| Written exercise |
Extract all lines that hold the string "icon".

________________

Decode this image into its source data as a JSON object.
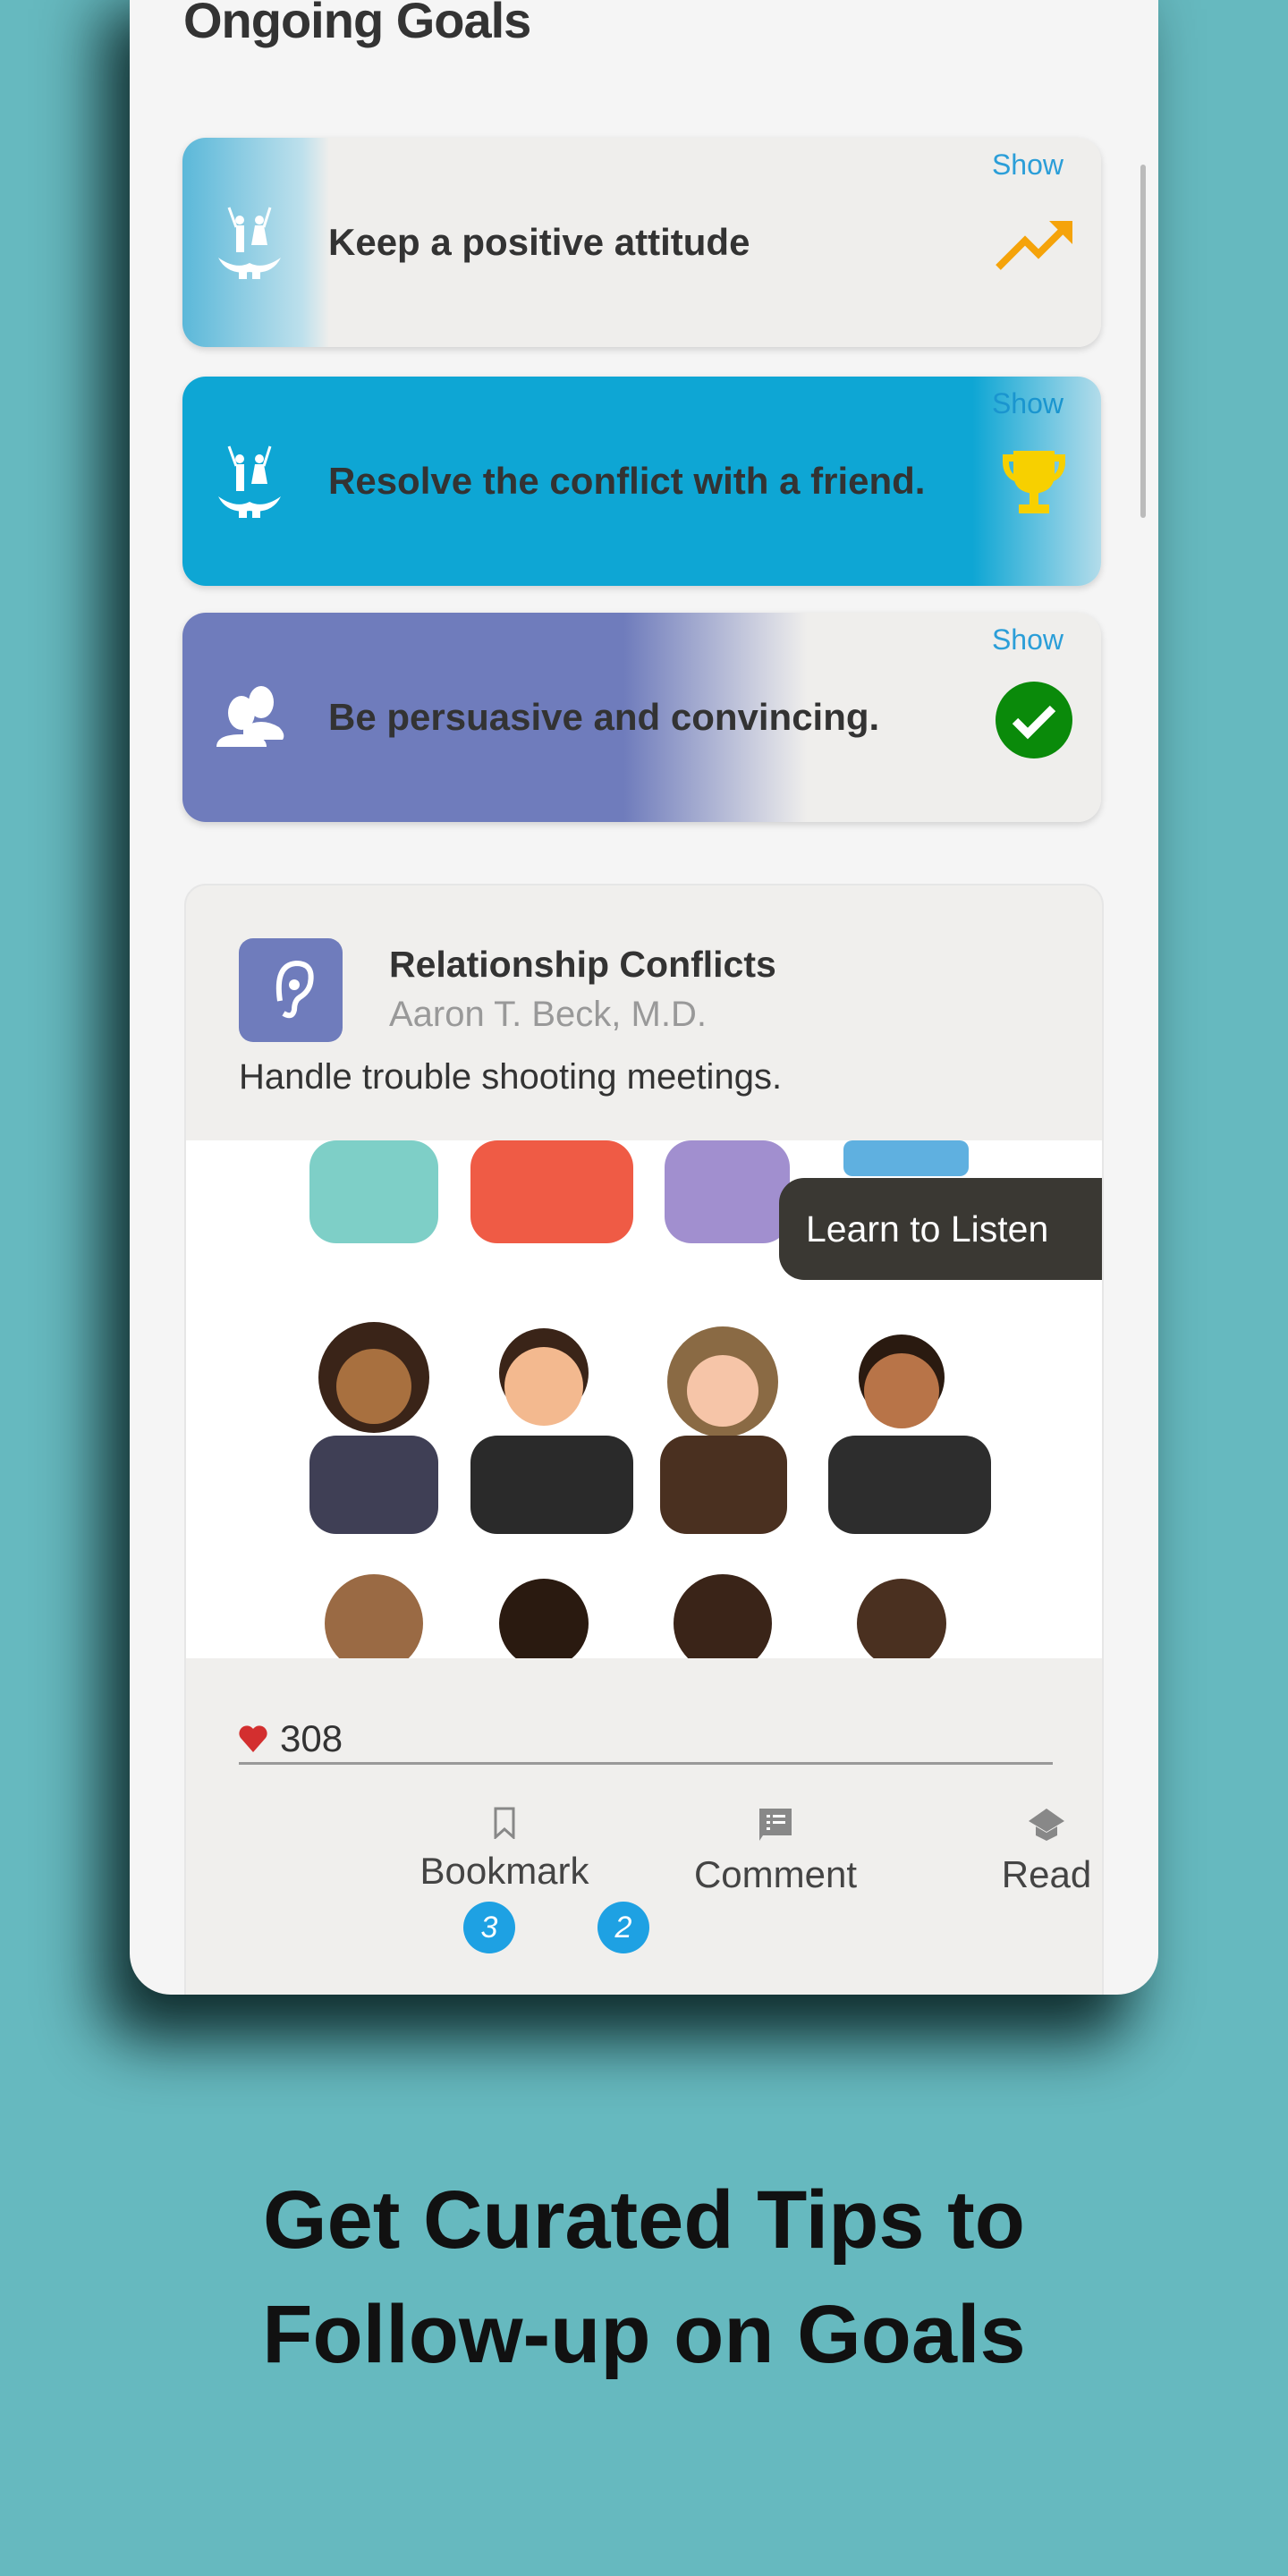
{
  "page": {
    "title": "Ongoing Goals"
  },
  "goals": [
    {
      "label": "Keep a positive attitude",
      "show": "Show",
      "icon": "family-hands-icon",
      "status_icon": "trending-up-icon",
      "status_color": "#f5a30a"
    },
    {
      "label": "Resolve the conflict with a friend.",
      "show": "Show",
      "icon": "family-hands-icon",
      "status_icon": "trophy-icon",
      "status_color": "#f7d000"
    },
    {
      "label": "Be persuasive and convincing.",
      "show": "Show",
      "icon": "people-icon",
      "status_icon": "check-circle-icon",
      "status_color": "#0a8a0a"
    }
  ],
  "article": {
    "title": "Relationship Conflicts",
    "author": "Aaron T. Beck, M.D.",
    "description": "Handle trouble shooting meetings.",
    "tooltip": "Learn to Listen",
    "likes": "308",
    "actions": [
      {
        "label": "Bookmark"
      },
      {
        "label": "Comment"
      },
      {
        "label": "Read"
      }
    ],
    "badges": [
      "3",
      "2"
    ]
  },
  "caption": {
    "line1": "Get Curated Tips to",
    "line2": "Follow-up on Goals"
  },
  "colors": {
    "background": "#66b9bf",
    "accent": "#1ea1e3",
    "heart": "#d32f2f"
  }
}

________________

| Output for this task |
      "icon": "family-hands-icon",
      "status_icon": "trending-up-icon",
      "icon": "family-hands-icon",
      "status_icon": "trophy-icon",
      "icon": "people-icon",
      "status_icon": "check-circle-icon",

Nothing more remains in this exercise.